Dataset listings of figures:
▬▬▬▬▬▬▬▬▬▬

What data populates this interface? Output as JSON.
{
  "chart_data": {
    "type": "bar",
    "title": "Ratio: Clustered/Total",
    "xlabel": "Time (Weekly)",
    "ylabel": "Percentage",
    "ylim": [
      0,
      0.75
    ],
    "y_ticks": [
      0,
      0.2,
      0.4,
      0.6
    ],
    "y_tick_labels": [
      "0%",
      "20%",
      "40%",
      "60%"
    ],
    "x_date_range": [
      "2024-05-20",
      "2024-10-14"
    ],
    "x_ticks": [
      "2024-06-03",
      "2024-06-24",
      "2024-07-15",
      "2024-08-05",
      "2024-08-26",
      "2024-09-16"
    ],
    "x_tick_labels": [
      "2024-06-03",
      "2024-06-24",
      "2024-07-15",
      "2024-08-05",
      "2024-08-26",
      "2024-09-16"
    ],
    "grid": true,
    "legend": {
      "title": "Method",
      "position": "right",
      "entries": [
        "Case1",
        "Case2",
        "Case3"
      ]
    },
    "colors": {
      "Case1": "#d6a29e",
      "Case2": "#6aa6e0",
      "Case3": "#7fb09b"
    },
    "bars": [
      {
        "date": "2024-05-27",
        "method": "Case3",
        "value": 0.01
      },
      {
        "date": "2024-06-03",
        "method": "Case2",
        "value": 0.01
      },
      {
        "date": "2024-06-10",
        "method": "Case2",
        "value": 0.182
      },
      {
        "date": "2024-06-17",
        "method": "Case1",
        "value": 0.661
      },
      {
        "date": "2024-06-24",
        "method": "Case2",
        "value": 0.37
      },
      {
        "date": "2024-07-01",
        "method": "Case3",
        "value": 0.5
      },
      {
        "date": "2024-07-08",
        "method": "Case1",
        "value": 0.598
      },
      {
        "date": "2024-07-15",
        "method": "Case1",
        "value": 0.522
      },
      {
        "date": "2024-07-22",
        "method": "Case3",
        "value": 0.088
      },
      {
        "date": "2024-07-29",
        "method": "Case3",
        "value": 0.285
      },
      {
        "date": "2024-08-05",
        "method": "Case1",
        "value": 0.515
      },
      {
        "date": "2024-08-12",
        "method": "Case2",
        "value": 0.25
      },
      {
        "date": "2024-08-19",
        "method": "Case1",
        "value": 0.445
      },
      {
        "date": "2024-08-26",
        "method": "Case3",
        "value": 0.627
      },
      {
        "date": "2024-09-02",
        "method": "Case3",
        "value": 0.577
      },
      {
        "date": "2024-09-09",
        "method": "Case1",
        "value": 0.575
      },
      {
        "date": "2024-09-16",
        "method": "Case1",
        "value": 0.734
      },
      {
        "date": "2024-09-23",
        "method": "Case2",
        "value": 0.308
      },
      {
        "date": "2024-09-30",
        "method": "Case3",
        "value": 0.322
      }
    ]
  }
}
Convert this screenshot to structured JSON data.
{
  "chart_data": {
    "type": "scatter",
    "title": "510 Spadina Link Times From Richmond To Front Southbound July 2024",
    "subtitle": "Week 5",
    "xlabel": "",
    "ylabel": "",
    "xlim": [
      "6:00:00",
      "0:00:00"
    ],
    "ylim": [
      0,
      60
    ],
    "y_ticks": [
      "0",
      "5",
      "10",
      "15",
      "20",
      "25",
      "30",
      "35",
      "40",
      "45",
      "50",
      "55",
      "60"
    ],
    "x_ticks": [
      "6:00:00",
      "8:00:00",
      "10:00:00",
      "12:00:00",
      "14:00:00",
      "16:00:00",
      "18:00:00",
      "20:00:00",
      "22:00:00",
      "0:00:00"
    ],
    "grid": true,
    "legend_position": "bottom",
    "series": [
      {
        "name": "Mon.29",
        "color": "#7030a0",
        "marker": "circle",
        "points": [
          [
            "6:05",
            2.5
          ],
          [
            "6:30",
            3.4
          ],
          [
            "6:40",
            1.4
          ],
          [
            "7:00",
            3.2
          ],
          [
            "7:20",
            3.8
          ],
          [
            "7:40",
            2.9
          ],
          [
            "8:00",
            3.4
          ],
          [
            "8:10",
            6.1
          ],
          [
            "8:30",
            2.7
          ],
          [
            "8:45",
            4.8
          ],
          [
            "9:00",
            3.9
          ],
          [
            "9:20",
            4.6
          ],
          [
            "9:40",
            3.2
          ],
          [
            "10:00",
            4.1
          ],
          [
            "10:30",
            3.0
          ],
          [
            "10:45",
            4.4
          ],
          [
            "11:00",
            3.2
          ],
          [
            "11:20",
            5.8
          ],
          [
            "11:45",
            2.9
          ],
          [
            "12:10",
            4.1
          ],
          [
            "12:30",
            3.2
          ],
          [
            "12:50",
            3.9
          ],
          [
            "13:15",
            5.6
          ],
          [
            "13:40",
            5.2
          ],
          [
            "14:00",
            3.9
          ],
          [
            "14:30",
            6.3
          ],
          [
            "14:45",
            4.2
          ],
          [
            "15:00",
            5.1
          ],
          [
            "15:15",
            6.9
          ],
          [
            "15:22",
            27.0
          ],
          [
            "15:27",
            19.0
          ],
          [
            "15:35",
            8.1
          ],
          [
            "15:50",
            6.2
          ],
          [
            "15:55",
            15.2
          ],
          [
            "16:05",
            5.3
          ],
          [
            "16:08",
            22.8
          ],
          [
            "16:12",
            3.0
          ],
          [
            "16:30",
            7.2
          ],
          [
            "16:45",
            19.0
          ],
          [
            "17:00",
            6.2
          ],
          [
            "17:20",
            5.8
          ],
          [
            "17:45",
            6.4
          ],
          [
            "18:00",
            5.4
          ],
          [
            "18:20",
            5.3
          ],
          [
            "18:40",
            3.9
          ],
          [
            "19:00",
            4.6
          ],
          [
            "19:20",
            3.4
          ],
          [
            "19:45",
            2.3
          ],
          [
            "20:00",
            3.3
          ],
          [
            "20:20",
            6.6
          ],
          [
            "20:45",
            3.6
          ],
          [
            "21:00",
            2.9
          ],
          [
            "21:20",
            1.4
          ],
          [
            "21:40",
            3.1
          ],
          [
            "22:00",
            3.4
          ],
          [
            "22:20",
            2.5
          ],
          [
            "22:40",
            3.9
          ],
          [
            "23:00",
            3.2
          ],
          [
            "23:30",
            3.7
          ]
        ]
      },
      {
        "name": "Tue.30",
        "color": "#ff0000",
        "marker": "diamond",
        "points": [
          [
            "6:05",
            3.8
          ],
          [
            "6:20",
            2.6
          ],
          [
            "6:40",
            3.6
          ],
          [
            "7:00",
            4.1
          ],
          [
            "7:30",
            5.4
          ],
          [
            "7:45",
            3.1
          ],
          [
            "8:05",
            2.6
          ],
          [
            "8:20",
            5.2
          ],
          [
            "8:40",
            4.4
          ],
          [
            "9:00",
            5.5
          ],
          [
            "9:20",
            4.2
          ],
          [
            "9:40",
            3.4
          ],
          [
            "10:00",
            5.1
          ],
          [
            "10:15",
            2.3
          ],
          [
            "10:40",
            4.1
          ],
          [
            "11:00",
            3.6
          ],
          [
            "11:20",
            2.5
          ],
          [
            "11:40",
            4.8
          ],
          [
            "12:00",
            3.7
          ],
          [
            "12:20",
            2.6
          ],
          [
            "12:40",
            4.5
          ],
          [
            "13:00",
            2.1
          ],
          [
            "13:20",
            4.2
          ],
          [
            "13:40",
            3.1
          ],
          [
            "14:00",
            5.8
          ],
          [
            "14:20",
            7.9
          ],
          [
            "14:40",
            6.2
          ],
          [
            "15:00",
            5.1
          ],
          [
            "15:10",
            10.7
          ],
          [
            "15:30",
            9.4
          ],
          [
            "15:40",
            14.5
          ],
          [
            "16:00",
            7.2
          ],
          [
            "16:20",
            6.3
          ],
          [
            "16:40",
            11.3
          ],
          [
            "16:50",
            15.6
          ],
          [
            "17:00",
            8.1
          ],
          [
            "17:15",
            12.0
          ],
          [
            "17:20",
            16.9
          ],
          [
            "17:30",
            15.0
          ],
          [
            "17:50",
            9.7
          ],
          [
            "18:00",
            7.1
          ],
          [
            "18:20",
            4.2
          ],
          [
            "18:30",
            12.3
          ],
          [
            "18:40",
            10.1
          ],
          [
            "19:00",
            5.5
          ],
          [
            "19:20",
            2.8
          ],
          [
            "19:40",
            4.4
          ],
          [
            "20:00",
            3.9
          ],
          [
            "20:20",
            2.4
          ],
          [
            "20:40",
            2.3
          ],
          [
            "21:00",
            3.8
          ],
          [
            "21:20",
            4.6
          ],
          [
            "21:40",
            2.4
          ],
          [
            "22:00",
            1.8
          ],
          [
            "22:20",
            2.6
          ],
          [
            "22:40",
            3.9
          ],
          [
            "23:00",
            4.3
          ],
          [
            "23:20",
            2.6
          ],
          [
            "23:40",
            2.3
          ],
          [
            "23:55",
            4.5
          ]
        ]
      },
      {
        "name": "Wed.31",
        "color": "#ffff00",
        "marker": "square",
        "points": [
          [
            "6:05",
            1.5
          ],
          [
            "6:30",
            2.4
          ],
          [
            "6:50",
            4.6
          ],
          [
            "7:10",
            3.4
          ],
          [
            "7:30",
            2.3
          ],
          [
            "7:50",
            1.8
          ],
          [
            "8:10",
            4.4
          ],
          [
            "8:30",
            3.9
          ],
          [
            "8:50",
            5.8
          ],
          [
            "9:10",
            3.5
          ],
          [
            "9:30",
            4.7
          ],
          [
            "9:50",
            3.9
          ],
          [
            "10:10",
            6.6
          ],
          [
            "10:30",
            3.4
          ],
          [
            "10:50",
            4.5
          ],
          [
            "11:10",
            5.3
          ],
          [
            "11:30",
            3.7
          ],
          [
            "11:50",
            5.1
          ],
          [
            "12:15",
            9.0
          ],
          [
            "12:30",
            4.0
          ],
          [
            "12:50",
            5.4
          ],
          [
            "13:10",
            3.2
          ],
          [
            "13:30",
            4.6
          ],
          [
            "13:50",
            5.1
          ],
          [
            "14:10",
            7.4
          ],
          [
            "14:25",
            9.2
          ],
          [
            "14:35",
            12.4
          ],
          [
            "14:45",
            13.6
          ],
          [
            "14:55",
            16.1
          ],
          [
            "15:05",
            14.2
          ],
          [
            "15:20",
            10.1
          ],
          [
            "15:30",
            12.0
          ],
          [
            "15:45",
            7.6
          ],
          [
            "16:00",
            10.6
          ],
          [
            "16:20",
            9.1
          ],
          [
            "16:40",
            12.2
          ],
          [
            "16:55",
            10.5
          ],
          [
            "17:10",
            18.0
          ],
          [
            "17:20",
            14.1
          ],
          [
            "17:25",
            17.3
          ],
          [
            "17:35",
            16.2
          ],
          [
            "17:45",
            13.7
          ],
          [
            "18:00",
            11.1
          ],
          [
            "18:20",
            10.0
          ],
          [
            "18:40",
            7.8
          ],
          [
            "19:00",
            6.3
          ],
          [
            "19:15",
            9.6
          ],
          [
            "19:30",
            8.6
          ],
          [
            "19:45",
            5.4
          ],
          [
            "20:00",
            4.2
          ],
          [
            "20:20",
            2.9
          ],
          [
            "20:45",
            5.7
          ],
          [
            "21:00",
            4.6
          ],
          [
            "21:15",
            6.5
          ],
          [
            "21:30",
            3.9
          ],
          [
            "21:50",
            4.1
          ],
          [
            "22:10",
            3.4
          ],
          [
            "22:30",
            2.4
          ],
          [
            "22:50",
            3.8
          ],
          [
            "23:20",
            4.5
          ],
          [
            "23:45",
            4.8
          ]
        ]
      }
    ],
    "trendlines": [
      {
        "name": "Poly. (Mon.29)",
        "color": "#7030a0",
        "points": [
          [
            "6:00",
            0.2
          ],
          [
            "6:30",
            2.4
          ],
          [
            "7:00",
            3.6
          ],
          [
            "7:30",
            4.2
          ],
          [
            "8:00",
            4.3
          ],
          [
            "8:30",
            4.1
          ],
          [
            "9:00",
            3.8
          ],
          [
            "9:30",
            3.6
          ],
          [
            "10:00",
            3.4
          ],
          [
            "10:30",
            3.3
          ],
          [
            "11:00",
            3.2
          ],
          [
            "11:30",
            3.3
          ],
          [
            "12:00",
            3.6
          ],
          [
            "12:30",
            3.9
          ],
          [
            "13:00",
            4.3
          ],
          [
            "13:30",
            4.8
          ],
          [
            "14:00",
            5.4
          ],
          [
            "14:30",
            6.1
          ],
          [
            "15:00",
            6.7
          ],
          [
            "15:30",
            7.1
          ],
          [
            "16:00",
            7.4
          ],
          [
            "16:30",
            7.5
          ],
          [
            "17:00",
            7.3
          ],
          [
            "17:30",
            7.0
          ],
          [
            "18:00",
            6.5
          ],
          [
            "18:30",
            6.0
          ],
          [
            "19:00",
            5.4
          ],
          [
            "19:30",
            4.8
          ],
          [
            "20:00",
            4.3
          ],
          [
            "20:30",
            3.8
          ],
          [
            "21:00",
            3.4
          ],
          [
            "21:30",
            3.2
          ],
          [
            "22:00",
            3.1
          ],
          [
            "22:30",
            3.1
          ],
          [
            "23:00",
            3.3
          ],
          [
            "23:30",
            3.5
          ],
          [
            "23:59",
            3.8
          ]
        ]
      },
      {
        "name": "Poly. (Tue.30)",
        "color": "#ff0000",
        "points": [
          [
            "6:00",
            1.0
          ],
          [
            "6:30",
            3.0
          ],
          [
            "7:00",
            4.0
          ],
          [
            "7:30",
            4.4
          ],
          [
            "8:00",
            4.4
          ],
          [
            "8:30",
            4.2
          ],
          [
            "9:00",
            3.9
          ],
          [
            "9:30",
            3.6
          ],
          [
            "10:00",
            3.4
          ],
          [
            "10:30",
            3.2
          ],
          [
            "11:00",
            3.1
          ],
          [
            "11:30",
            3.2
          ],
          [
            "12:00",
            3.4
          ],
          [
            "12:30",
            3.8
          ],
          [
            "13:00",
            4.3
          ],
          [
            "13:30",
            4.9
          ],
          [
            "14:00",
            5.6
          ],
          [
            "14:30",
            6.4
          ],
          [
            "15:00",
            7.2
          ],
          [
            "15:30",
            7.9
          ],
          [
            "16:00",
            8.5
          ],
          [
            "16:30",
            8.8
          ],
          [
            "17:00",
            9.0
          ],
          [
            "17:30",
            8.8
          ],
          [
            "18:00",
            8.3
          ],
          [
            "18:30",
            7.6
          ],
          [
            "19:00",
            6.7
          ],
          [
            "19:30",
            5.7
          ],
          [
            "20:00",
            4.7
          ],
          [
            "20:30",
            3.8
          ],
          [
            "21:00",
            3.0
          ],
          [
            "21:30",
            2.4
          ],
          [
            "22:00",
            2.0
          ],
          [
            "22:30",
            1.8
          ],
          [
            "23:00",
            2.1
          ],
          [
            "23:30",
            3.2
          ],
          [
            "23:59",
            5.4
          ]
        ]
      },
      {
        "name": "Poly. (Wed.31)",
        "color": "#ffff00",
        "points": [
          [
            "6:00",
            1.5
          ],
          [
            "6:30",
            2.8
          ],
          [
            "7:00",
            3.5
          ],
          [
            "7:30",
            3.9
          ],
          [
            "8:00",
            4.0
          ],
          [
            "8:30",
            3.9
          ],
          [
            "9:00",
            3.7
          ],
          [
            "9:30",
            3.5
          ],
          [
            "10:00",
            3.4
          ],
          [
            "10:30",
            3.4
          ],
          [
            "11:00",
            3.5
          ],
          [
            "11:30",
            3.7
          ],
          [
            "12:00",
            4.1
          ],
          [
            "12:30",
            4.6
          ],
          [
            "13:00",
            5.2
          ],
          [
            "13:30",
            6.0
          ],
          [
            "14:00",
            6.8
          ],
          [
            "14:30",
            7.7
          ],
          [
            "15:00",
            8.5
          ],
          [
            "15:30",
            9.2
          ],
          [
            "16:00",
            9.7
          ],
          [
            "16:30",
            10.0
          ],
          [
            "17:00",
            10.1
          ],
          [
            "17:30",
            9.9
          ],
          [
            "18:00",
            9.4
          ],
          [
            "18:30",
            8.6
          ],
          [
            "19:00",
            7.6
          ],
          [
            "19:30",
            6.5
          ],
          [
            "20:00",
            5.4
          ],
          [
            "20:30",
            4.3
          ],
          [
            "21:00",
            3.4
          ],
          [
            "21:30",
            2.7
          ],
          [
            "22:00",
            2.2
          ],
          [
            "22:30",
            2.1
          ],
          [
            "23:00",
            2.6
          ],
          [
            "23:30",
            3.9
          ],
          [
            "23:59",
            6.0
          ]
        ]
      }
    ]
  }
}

▬▬▬▬▬▬▬▬▬▬

What to work on:
Return a copy of every line that includes the word "Poly".

Solution for this exercise:
        "name": "Poly. (Mon.29)",
        "name": "Poly. (Tue.30)",
        "name": "Poly. (Wed.31)",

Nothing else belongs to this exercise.